Report every line in the listing below where the string "jiào" shows up.

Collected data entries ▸

----

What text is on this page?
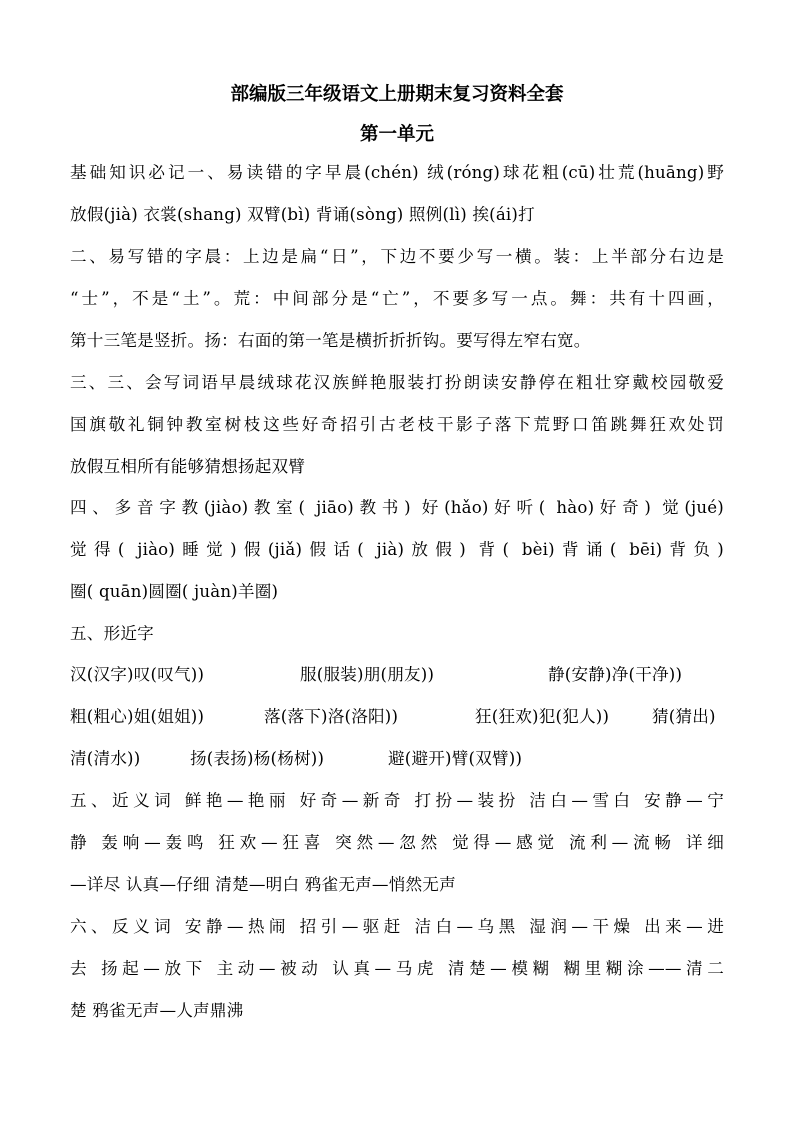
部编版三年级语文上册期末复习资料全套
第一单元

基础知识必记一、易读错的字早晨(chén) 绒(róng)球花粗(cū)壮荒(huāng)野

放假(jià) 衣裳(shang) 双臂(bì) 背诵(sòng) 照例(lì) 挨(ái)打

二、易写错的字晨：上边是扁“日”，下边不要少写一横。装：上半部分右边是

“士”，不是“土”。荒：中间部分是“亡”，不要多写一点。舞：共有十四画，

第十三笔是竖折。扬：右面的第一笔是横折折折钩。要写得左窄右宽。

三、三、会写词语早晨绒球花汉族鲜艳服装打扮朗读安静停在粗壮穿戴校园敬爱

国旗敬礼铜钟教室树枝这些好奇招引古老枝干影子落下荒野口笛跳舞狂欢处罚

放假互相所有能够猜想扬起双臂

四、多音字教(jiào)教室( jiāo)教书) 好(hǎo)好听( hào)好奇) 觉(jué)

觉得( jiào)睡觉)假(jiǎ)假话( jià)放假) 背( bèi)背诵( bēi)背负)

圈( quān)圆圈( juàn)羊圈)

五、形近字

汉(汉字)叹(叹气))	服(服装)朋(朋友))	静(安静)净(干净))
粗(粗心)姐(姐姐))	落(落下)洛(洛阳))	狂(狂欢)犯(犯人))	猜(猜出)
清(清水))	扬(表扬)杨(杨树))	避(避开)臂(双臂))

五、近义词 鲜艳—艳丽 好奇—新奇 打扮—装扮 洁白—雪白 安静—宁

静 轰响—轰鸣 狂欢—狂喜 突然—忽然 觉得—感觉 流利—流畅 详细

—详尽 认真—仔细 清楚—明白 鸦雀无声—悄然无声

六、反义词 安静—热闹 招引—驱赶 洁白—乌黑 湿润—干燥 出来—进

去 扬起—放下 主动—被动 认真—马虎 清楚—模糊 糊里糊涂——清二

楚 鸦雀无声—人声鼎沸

----

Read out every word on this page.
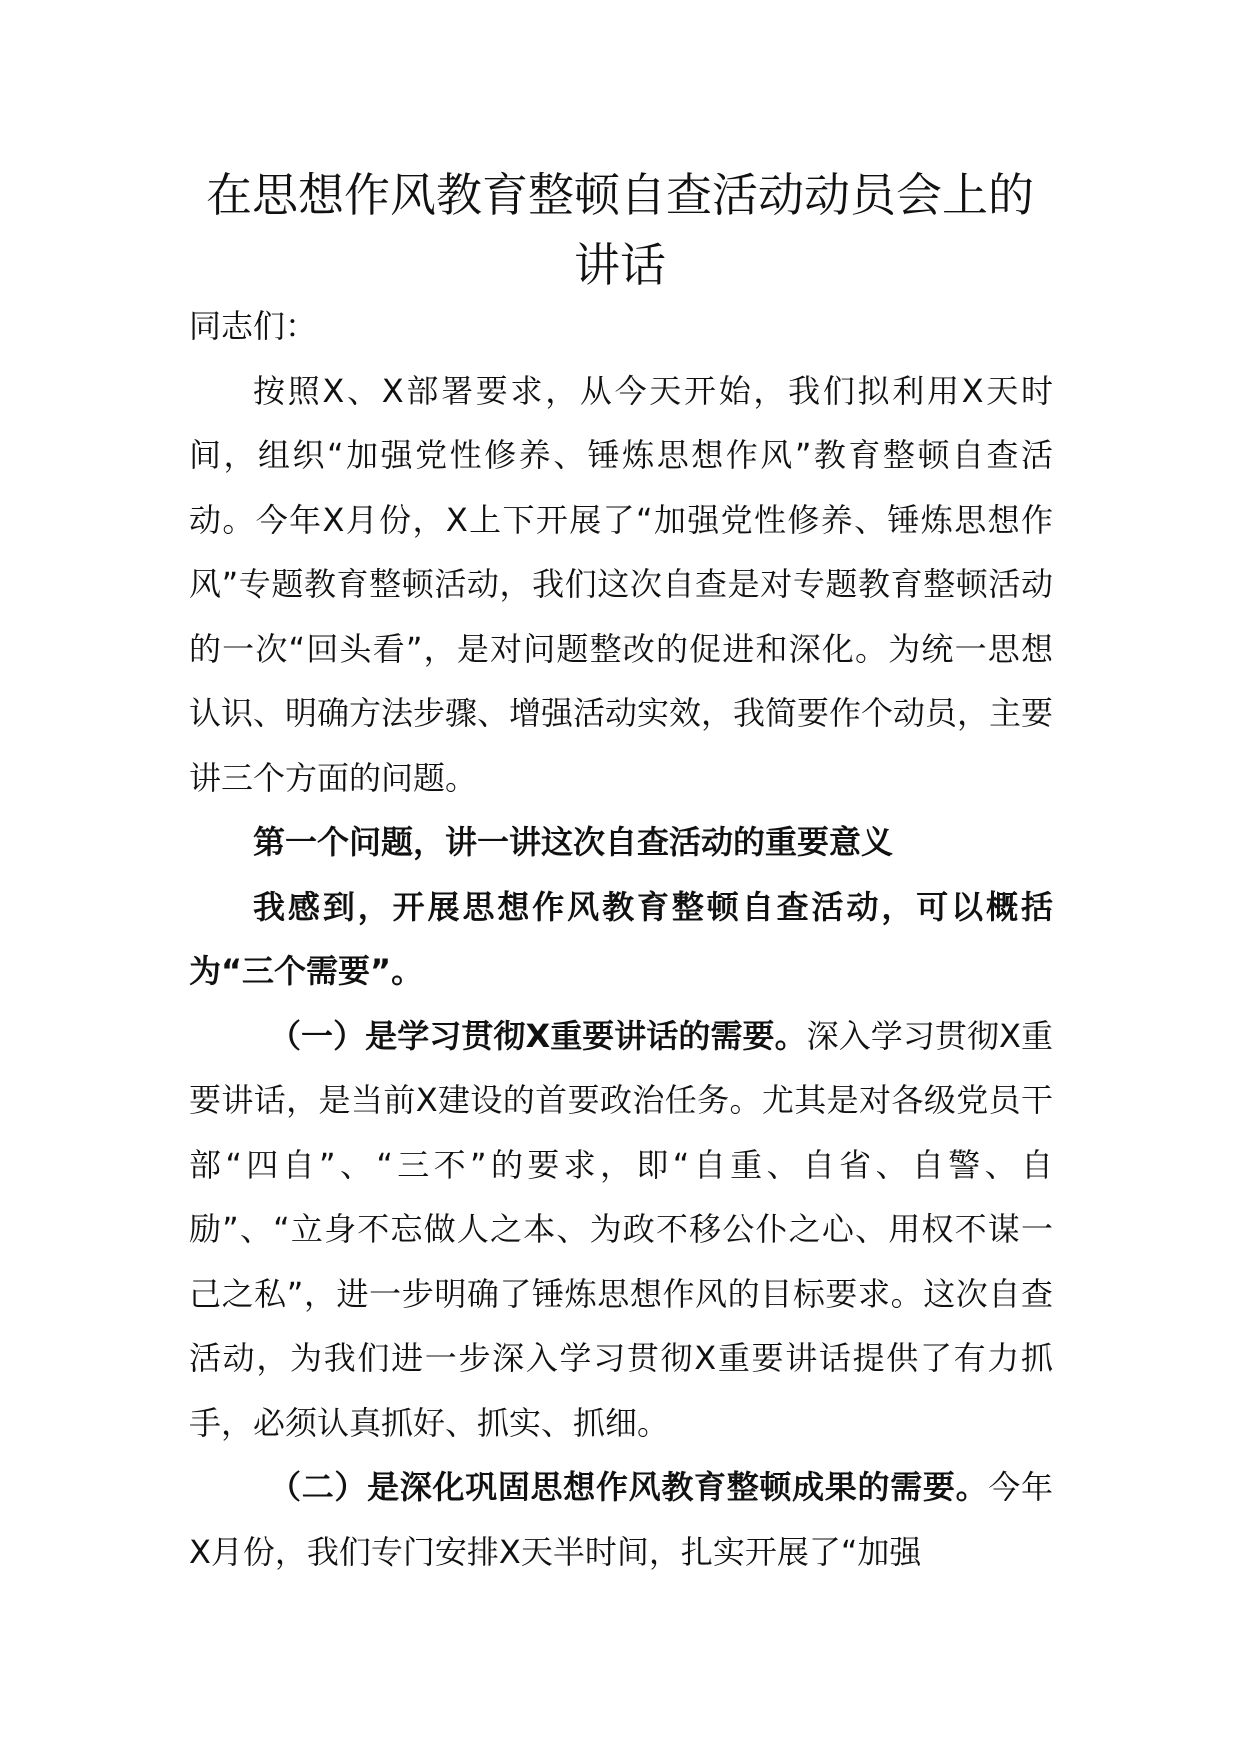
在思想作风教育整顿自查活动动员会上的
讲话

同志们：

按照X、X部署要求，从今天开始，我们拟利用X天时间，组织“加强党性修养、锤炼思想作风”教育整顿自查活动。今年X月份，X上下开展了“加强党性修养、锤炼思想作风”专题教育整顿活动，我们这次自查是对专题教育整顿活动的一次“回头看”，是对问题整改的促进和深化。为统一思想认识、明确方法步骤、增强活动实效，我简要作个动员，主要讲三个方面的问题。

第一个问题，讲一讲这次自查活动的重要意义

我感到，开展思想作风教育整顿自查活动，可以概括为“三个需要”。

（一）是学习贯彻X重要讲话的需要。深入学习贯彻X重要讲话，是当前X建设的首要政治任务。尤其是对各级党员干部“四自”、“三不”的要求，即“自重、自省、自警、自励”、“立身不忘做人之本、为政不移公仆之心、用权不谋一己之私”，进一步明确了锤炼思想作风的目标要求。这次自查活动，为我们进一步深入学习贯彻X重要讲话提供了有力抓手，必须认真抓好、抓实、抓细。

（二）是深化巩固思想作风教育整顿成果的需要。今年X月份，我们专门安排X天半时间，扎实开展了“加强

----

SOLVED PROBLEM ▸
四、多音字教(jiào)教室( jiāo)教书) 好(hǎo)好听( hào)好奇) 觉(jué)
觉得( jiào)睡觉)假(jiǎ)假话( jià)放假) 背( bèi)背诵( bēi)背负)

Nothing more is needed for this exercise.